§ Description of the task
A line counts if it contains the word "alamy" at least once. State how many such lines the records contain, giving the number alone.
* START Material provided *
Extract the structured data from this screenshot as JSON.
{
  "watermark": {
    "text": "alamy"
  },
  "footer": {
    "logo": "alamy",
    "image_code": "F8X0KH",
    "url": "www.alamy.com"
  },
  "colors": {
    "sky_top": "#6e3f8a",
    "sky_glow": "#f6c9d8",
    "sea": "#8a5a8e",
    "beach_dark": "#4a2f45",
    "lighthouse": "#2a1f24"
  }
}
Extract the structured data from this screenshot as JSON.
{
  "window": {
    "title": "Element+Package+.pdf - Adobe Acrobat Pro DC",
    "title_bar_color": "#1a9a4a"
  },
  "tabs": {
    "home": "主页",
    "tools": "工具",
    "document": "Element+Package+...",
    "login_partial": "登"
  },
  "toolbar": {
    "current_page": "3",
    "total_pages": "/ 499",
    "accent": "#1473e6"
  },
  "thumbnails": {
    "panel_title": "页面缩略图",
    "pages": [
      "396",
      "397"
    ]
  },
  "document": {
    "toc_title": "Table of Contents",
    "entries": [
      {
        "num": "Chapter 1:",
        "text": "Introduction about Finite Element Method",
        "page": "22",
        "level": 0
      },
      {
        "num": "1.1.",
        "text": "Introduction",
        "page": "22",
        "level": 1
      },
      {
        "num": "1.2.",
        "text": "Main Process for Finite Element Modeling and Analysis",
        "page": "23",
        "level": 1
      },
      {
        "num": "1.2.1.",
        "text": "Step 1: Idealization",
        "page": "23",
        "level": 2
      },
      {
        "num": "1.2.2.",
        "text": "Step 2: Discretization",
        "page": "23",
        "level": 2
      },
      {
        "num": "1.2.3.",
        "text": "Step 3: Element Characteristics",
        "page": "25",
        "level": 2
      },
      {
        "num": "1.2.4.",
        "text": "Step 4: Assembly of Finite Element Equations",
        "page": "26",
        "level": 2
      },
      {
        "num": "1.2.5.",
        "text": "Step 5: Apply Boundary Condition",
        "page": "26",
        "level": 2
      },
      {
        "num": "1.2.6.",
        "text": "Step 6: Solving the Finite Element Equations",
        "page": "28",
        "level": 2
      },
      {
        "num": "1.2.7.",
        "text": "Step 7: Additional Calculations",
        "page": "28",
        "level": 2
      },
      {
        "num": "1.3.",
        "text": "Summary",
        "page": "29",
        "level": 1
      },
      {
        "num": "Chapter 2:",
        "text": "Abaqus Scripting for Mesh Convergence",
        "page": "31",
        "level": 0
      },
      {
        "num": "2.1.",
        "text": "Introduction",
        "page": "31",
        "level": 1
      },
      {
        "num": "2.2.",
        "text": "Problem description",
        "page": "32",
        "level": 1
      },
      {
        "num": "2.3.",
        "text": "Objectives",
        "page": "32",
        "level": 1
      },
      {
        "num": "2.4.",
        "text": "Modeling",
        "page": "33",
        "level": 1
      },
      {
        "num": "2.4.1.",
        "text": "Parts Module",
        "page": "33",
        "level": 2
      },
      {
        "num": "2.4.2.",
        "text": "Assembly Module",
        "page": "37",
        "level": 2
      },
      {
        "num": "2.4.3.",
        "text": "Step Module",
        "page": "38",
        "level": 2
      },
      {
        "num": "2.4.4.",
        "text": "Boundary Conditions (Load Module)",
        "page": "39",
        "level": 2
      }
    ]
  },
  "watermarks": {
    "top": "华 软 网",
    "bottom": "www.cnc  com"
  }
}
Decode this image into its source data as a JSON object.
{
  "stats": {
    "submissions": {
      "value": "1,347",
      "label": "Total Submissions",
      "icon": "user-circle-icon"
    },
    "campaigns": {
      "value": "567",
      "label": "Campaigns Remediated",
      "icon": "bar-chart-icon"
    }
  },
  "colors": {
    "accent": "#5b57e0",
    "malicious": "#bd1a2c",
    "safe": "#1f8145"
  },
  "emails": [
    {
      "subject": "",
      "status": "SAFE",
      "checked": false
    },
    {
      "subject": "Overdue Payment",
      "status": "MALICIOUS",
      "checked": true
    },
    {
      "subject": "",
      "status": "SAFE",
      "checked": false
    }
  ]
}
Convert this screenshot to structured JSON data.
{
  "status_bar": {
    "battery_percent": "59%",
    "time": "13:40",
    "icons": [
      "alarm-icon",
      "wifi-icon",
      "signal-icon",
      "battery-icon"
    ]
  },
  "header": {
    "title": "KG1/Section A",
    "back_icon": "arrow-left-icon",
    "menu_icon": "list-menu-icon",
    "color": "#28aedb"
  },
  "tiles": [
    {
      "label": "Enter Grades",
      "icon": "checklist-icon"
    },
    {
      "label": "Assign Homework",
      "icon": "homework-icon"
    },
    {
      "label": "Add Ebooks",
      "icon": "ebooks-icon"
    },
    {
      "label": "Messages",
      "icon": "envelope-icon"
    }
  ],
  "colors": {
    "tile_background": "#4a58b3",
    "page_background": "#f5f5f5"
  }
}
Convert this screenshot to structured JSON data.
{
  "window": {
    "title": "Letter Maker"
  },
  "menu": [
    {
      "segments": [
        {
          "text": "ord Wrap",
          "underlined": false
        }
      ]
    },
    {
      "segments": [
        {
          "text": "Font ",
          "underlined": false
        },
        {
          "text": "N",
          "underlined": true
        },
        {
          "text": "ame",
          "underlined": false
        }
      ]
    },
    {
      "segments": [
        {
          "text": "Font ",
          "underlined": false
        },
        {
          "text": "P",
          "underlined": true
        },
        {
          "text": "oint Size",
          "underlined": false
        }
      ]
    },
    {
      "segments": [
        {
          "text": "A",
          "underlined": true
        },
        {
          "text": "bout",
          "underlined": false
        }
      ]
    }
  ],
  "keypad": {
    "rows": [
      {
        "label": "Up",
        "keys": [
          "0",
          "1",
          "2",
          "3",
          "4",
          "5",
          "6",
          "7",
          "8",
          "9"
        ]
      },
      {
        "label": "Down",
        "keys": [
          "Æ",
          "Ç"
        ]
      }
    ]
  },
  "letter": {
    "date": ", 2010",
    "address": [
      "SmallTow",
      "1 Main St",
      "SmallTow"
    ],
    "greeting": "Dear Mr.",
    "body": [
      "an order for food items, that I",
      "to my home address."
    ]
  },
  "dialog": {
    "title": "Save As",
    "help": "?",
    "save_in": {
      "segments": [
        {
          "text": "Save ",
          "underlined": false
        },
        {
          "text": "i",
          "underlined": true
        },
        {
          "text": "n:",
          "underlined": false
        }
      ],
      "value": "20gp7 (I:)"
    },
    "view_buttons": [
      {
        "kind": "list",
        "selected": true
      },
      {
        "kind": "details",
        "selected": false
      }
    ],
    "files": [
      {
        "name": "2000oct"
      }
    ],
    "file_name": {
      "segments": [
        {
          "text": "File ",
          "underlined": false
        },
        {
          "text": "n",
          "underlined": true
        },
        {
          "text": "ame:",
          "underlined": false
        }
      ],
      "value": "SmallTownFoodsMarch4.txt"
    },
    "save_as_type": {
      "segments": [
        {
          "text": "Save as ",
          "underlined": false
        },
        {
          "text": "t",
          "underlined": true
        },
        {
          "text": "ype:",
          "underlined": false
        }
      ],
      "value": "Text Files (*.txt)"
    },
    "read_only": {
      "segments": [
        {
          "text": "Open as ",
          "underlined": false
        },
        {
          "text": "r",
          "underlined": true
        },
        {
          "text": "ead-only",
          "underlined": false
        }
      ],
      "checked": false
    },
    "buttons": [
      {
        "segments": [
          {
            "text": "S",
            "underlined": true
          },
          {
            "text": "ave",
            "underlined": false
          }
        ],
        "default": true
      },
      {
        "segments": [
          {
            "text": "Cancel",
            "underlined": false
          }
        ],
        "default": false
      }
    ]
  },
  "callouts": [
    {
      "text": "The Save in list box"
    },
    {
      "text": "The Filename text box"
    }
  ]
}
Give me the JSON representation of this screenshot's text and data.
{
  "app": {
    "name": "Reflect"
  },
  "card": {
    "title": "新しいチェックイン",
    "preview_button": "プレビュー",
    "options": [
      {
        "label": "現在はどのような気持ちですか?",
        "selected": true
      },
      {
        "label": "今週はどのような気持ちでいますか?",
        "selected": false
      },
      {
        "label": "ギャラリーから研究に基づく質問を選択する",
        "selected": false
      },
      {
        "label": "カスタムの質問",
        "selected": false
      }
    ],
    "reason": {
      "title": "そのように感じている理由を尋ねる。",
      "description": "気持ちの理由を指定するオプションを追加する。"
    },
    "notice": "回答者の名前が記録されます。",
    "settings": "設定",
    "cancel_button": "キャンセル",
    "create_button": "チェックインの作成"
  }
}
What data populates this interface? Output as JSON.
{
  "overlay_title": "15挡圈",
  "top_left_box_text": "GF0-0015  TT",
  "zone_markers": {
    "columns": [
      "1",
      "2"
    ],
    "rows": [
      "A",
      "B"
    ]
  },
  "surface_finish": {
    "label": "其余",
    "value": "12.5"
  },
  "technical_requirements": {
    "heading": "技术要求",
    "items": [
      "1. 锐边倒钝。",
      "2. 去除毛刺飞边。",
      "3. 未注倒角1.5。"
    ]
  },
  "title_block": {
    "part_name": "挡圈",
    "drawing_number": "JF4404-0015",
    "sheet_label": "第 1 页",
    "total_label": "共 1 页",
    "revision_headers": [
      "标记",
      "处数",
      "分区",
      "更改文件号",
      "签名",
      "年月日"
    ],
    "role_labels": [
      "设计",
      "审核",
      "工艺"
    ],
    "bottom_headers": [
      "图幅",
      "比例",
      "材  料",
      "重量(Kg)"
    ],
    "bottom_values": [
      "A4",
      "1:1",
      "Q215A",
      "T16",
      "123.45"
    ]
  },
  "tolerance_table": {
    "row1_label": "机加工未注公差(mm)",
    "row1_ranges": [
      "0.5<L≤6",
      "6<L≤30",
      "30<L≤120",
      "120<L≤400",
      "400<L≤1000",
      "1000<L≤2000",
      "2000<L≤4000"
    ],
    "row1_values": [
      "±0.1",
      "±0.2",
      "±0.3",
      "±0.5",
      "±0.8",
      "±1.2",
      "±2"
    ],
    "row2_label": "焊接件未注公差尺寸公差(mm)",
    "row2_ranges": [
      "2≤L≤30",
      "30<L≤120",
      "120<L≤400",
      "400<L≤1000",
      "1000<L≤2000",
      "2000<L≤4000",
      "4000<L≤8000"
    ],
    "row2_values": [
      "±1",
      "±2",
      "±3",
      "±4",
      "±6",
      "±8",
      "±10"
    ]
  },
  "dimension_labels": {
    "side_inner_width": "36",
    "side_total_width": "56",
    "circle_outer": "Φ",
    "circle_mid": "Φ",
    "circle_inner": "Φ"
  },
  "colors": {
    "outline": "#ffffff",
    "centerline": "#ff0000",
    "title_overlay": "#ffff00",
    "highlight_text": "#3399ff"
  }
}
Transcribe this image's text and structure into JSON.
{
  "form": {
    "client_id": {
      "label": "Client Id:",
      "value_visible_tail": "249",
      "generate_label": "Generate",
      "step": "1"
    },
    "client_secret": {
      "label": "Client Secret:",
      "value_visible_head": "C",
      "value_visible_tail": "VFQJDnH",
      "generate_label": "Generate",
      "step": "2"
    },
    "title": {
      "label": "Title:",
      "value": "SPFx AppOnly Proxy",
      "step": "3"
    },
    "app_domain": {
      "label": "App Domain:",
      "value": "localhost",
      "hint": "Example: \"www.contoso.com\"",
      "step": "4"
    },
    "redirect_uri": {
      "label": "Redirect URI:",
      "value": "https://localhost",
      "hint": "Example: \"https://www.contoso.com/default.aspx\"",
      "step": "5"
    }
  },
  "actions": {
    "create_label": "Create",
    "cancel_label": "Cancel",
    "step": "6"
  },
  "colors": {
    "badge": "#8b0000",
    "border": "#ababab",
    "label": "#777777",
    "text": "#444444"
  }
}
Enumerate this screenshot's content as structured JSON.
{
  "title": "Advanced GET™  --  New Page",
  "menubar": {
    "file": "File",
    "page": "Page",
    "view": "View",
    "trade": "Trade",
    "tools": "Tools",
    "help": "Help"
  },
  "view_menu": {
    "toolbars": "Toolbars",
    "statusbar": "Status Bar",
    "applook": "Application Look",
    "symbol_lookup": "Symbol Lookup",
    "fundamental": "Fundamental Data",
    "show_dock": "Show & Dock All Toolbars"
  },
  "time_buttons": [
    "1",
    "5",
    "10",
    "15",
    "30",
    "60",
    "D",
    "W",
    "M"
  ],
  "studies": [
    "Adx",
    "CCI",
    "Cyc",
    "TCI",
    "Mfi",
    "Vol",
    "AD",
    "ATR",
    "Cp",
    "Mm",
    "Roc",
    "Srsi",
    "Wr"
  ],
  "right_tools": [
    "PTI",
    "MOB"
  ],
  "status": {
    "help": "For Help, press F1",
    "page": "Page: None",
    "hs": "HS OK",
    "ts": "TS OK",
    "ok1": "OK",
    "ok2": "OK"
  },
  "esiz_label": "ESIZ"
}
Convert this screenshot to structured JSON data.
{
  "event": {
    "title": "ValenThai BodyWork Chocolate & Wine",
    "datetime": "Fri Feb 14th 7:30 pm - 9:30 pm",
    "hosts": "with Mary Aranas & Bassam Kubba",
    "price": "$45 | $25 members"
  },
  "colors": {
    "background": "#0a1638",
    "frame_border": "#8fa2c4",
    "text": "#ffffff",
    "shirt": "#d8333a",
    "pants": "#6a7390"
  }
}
* END Material provided *
§ Result
3